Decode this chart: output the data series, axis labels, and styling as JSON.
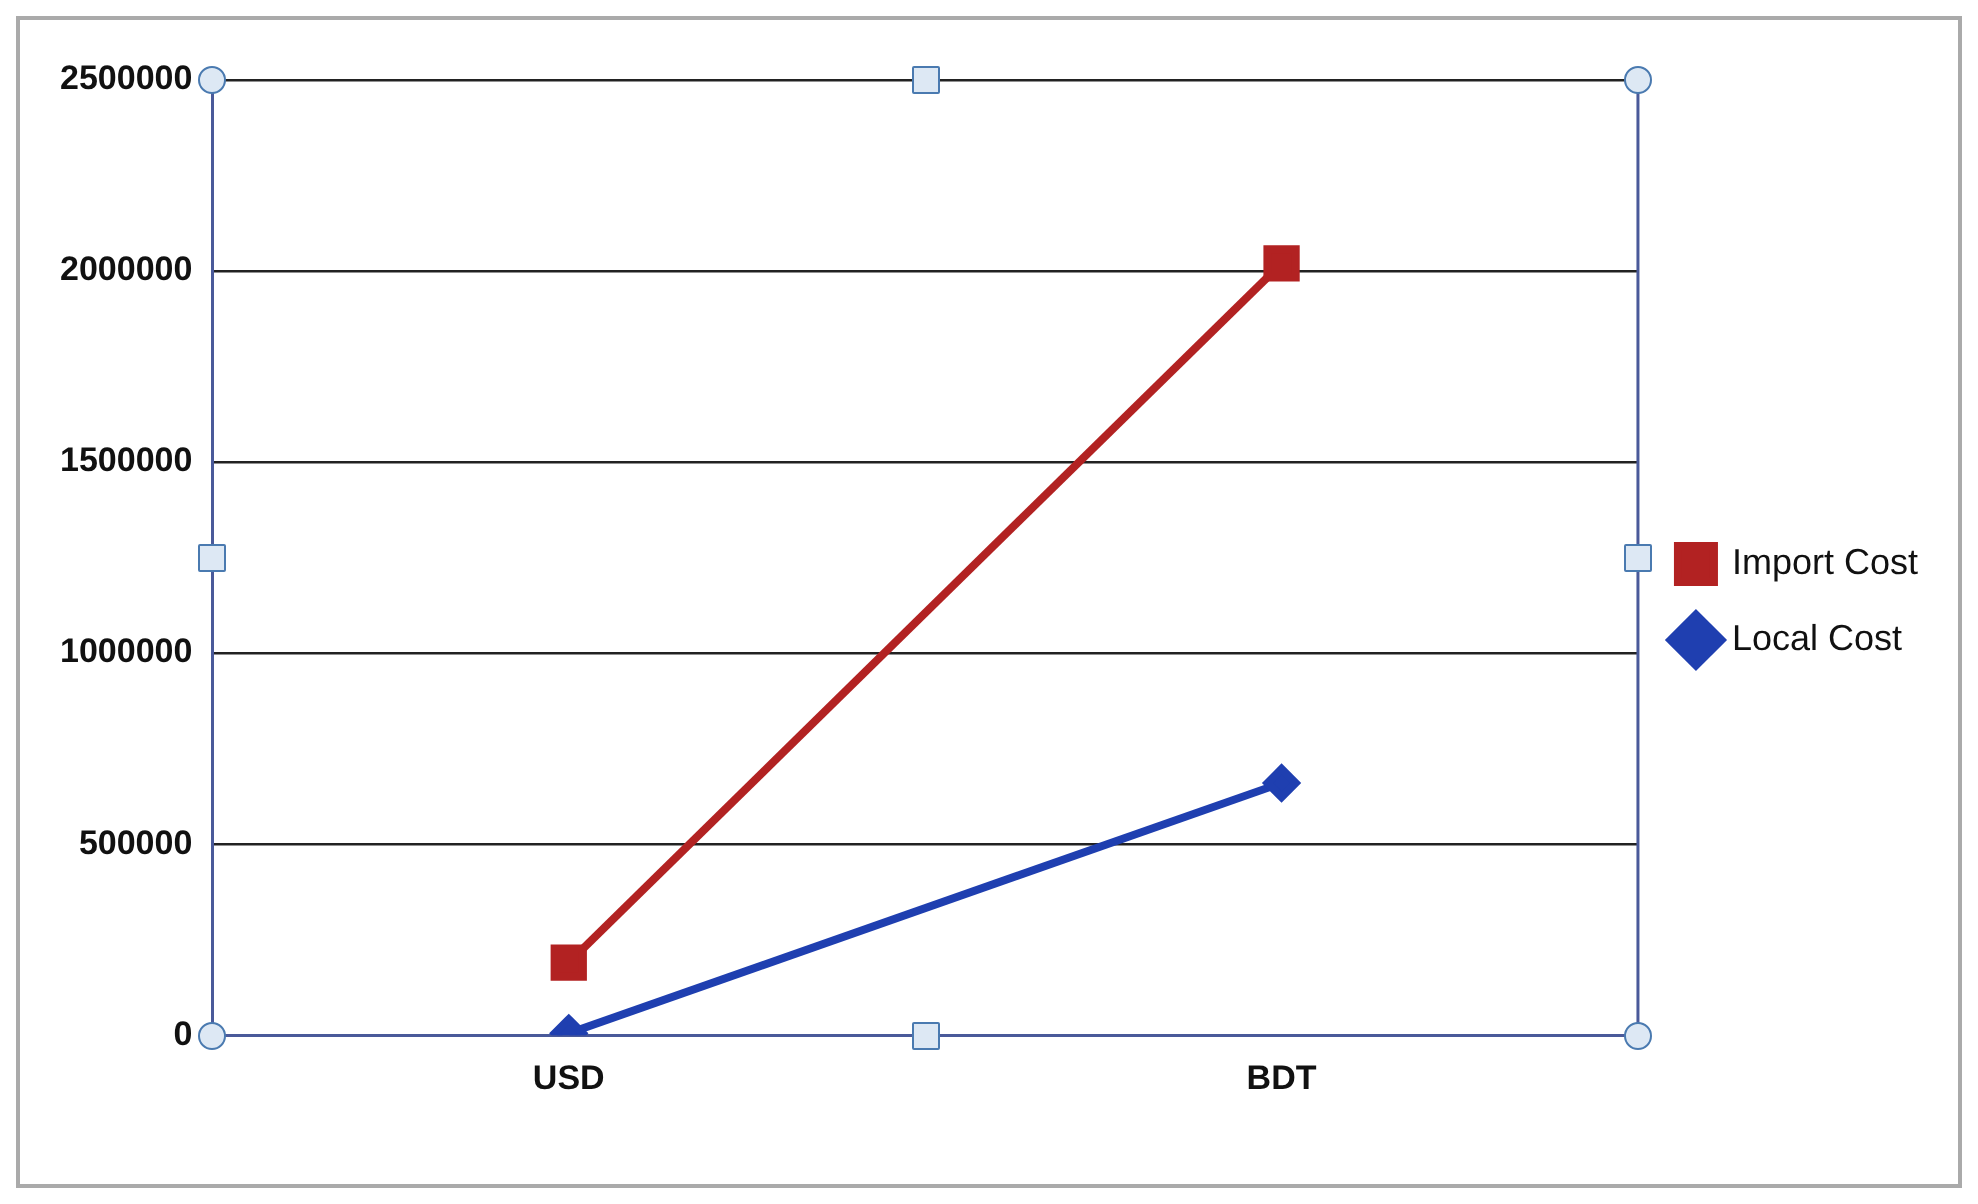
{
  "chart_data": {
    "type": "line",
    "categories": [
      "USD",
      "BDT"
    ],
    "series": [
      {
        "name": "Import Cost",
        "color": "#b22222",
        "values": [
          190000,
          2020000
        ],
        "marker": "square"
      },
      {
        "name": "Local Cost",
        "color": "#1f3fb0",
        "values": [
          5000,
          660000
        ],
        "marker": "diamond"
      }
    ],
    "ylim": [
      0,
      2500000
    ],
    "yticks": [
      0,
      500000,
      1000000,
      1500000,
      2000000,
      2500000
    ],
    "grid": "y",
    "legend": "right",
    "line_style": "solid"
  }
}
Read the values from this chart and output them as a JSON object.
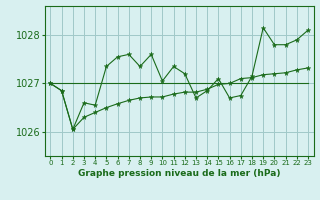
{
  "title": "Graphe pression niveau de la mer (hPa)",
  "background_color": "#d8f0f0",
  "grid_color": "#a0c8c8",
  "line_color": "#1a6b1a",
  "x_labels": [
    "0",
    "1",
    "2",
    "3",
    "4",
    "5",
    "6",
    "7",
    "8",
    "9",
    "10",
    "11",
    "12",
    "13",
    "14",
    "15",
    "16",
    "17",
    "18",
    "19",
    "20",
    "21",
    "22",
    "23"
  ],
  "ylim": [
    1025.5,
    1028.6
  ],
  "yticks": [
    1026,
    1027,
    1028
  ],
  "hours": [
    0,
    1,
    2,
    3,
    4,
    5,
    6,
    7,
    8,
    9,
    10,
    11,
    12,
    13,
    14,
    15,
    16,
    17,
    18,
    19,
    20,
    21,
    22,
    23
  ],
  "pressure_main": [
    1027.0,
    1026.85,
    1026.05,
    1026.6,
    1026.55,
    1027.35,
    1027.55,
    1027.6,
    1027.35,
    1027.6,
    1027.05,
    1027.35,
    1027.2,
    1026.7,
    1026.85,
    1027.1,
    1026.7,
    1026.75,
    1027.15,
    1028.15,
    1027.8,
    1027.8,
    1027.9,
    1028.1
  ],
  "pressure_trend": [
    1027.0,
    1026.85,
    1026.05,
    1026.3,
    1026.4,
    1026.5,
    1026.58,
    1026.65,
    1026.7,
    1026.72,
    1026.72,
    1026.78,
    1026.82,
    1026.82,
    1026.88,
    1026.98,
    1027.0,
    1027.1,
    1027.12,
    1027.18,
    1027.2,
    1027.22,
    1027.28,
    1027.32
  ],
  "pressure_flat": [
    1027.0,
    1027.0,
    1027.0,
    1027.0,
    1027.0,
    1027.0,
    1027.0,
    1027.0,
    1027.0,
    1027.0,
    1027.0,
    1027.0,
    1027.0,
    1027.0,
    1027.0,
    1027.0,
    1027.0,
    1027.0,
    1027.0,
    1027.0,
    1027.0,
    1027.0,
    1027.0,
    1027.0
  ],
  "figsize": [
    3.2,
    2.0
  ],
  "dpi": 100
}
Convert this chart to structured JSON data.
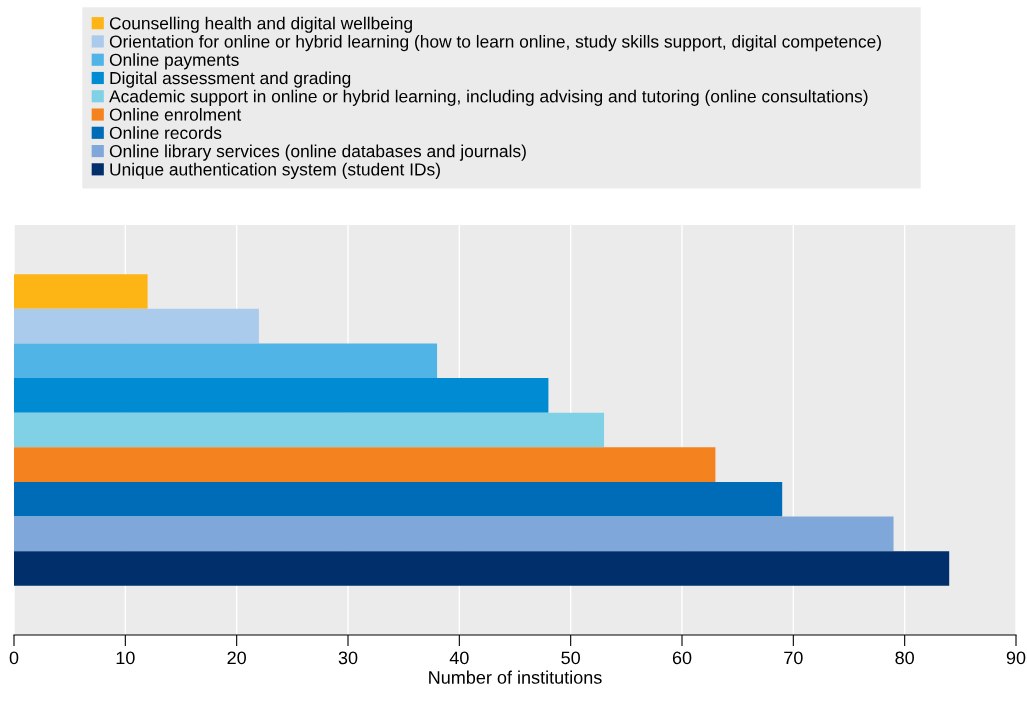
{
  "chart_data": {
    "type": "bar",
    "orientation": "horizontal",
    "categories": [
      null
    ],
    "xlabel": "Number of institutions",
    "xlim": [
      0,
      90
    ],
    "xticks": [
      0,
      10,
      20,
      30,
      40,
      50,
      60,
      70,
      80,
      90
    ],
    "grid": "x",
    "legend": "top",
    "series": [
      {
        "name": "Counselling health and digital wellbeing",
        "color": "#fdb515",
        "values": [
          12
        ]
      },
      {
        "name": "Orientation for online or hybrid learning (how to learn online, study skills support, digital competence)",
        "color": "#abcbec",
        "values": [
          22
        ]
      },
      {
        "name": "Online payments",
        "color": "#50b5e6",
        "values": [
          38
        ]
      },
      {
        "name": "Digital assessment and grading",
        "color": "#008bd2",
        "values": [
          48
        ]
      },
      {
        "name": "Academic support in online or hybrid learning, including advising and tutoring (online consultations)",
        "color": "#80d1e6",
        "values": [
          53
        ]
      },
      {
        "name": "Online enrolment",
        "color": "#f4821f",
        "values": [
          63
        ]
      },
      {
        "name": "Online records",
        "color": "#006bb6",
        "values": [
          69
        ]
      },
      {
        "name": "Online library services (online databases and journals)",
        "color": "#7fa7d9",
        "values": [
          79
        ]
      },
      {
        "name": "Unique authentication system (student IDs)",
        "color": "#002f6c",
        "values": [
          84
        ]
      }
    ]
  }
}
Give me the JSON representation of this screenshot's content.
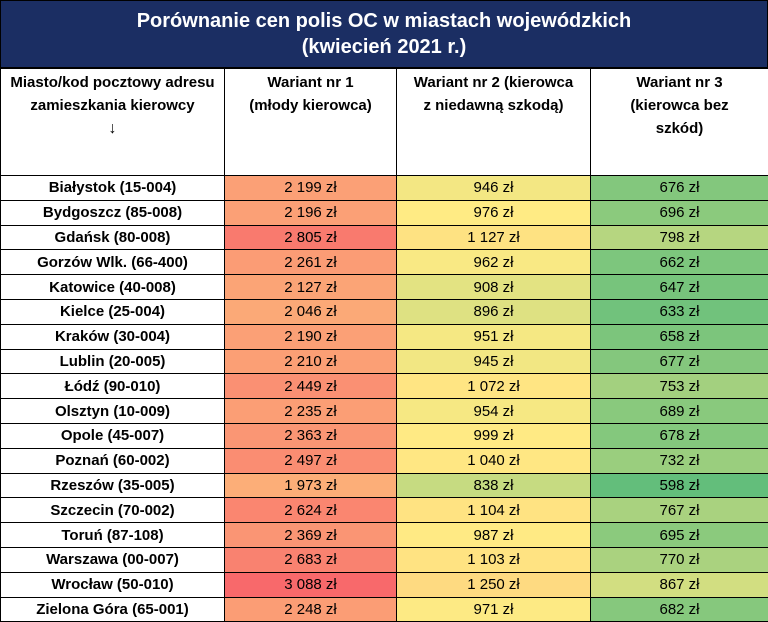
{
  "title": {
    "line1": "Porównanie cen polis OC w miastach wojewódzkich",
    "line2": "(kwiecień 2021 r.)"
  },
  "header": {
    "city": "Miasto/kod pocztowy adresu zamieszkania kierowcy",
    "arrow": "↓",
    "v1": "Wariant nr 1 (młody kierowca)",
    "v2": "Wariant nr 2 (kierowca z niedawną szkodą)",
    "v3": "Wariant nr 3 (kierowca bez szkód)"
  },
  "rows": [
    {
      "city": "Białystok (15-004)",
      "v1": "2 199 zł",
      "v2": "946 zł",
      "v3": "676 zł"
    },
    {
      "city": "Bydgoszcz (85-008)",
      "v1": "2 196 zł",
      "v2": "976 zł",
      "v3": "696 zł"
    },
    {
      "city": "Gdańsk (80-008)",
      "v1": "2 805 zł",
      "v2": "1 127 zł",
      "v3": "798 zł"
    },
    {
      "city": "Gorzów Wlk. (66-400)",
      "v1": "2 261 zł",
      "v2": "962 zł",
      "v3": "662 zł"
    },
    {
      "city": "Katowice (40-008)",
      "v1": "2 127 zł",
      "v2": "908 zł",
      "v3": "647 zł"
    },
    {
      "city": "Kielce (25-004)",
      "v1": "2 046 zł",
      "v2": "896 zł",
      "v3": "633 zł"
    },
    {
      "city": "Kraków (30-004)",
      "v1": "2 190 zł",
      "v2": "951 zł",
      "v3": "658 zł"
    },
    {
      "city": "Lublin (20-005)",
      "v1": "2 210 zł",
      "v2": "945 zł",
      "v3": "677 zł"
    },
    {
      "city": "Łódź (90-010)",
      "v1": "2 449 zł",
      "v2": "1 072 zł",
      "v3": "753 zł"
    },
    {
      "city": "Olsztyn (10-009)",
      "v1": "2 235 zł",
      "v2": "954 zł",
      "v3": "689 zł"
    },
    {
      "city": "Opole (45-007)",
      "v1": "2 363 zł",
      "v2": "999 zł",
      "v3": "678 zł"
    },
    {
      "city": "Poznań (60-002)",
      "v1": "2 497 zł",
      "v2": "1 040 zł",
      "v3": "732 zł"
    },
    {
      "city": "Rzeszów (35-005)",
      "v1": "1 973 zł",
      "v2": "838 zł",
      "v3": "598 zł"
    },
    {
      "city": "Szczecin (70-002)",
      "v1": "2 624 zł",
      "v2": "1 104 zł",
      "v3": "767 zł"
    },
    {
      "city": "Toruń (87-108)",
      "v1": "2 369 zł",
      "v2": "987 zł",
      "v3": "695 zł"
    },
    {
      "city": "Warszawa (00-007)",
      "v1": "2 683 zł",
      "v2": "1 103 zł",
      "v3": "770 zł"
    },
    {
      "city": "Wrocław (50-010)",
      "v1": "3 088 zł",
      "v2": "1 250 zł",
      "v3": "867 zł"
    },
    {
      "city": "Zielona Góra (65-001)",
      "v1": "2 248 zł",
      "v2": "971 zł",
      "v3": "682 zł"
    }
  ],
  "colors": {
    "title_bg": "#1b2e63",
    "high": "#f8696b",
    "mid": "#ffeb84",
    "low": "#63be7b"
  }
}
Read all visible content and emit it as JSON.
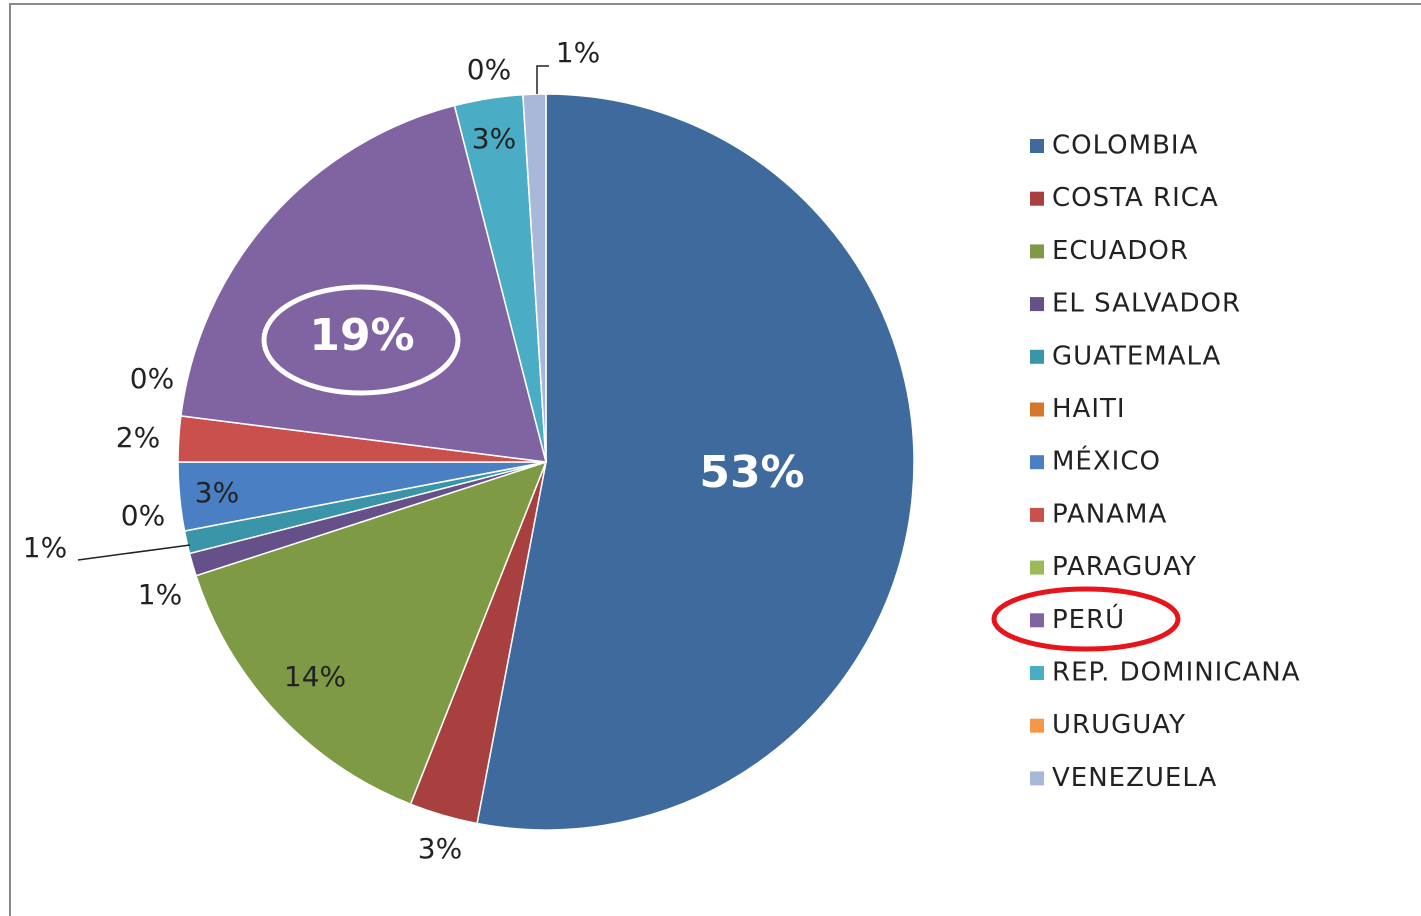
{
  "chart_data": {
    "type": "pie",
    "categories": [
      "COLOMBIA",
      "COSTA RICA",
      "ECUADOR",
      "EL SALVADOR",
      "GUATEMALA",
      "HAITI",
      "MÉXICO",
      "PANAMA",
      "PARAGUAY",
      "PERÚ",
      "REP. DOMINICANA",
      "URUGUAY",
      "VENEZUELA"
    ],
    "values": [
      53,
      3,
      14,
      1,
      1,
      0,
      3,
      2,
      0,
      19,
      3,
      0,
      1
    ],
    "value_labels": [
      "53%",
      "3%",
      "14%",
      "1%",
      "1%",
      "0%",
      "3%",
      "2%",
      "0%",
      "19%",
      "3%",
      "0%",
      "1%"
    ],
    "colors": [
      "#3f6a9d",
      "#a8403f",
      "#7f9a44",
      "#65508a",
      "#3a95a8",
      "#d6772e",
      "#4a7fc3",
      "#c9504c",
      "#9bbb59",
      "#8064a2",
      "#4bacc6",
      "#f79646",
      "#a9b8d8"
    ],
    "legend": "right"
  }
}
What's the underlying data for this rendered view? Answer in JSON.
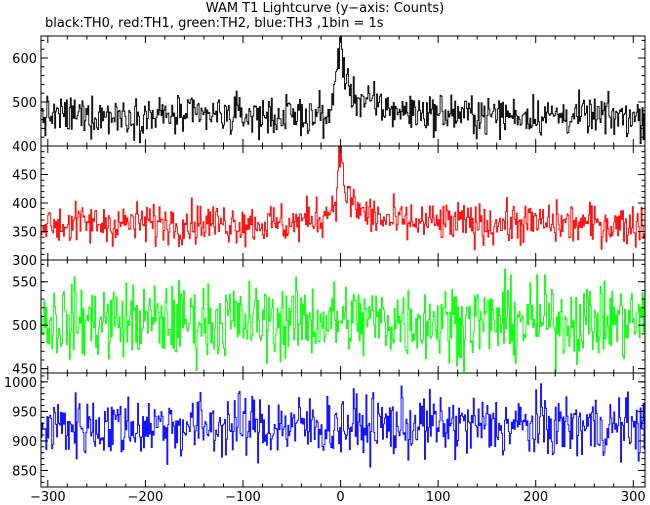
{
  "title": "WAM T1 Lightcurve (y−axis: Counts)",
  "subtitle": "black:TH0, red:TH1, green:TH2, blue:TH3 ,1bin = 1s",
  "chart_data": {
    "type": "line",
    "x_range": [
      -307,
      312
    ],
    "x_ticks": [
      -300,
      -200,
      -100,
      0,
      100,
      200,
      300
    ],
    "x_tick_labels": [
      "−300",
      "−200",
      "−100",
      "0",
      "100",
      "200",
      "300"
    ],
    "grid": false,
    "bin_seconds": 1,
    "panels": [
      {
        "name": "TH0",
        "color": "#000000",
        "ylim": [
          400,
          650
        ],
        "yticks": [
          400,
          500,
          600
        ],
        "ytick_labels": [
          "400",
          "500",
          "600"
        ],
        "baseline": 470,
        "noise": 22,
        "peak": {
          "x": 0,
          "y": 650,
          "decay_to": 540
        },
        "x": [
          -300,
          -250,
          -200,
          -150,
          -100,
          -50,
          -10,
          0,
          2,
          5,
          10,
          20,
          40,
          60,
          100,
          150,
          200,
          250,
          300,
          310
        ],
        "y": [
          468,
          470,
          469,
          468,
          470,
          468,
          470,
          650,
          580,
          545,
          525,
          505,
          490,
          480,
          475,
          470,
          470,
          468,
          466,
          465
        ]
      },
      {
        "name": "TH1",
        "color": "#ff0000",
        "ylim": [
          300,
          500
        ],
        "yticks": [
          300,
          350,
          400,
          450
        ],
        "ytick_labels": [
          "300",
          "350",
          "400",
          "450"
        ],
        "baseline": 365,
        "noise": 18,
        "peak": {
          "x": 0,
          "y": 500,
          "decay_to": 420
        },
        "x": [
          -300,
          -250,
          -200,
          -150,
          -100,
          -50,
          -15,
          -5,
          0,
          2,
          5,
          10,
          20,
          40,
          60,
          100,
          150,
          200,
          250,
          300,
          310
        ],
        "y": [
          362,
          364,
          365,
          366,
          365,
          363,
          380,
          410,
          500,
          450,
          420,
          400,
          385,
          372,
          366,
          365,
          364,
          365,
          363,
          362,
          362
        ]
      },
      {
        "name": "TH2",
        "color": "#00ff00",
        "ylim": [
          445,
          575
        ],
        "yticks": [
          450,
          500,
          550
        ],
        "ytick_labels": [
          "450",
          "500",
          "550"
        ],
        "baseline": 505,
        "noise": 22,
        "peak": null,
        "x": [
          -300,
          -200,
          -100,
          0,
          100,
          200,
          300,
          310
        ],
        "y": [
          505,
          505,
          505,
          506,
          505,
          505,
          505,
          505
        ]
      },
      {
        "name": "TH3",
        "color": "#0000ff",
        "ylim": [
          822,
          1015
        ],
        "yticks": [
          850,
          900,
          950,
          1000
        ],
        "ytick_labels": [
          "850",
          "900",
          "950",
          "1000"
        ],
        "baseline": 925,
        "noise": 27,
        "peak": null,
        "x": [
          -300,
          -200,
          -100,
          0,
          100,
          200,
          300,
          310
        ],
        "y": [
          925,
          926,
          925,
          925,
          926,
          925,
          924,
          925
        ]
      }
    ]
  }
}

=== Work required ===
Identify the lines that contain the string "type", and copy every one of them.

=== Response to the exercise ===
    "type": "line",
    "type": "bar",
    "type": "pie",
    "type": "line",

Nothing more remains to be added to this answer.